---------- EXTRACTED MATERIAL ----------

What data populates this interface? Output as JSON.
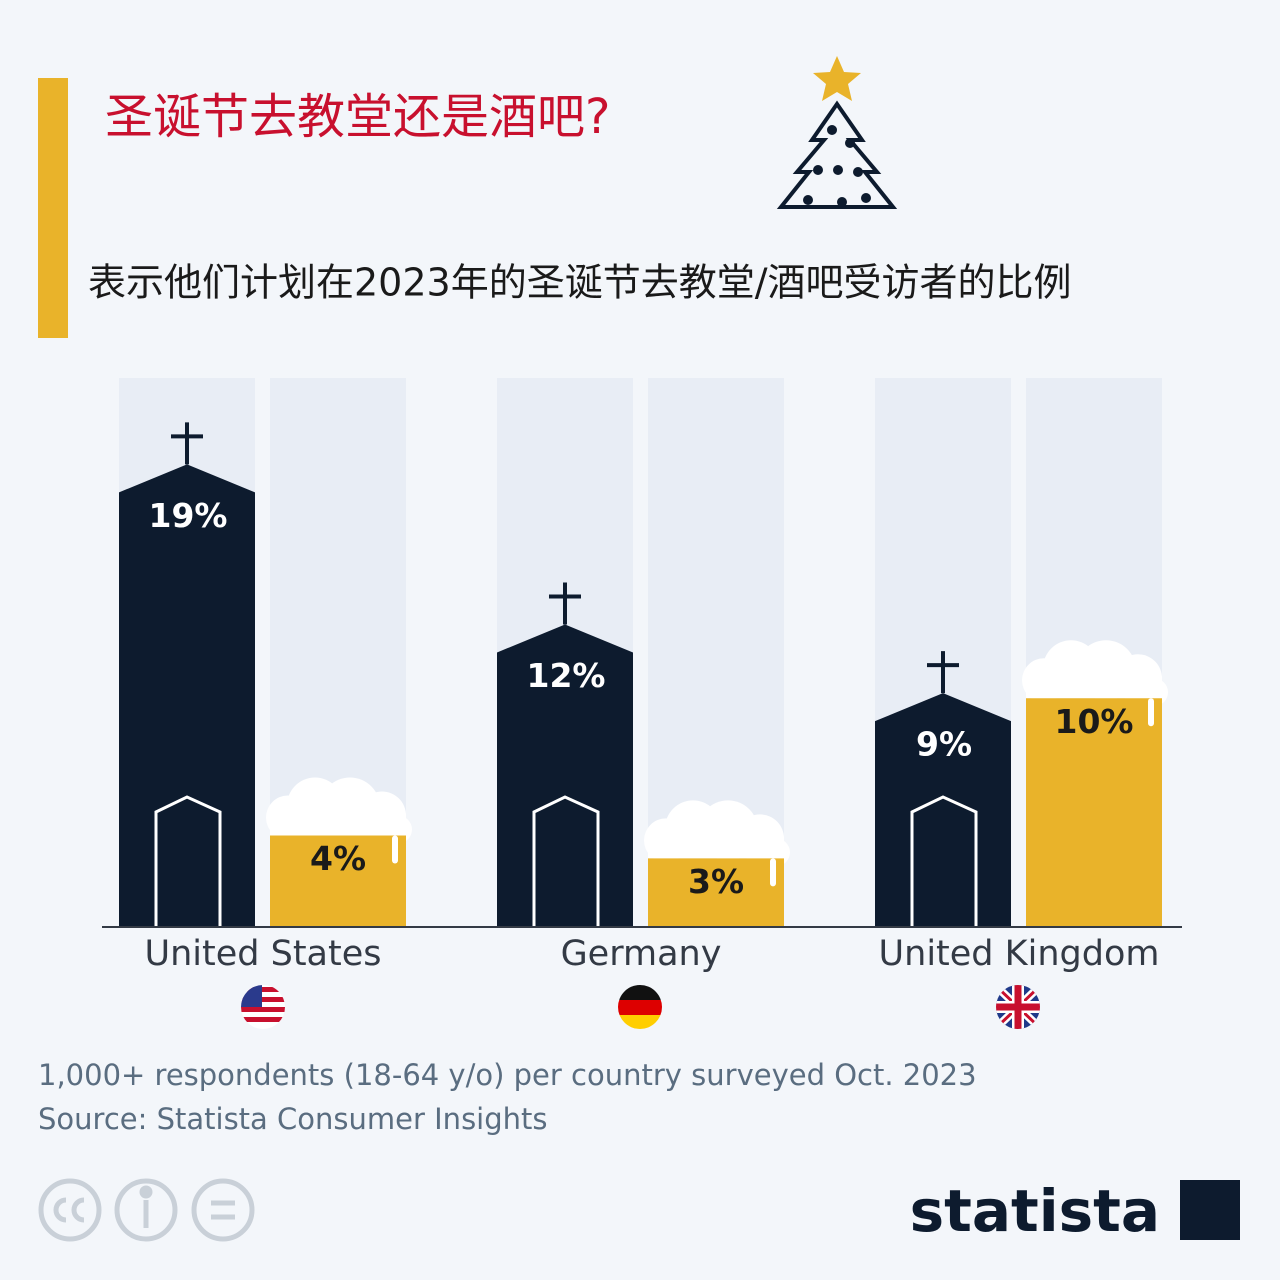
{
  "chart_data": {
    "type": "church-beer",
    "title": "圣诞节去教堂还是酒吧?",
    "subtitle": "表示他们计划在2023年的圣诞节去教堂/酒吧受访者的比例",
    "categories": [
      "United States",
      "Germany",
      "United Kingdom"
    ],
    "series": [
      {
        "color": "#0d1b2e",
        "values": [
          19,
          12,
          9
        ],
        "value_labels": [
          "19%",
          "12%",
          "9%"
        ]
      },
      {
        "color": "#e9b32a",
        "values": [
          4,
          3,
          10
        ],
        "value_labels": [
          "4%",
          "3%",
          "10%"
        ]
      }
    ],
    "ylim": [
      0,
      24
    ],
    "note": "1,000+ respondents (18-64 y/o) per country surveyed Oct. 2023",
    "source": "Source: Statista Consumer Insights",
    "logo": "statista"
  }
}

----------

AIM
Return each line exactly as written. Any picture gets left out.

OUTPUT OF THE TASK
What data populates this interface? Output as JSON.
{
  "chart_data": {
    "type": "church-beer",
    "title": "圣诞节去教堂还是酒吧?",
    "subtitle": "表示他们计划在2023年的圣诞节去教堂/酒吧受访者的比例",
    "categories": [
      "United States",
      "Germany",
      "United Kingdom"
    ],
    "series": [
      {
        "color": "#0d1b2e",
        "values": [
          19,
          12,
          9
        ],
        "value_labels": [
          "19%",
          "12%",
          "9%"
        ]
      },
      {
        "color": "#e9b32a",
        "values": [
          4,
          3,
          10
        ],
        "value_labels": [
          "4%",
          "3%",
          "10%"
        ]
      }
    ],
    "ylim": [
      0,
      24
    ],
    "note": "1,000+ respondents (18-64 y/o) per country surveyed Oct. 2023",
    "source": "Source: Statista Consumer Insights",
    "logo": "statista"
  }
}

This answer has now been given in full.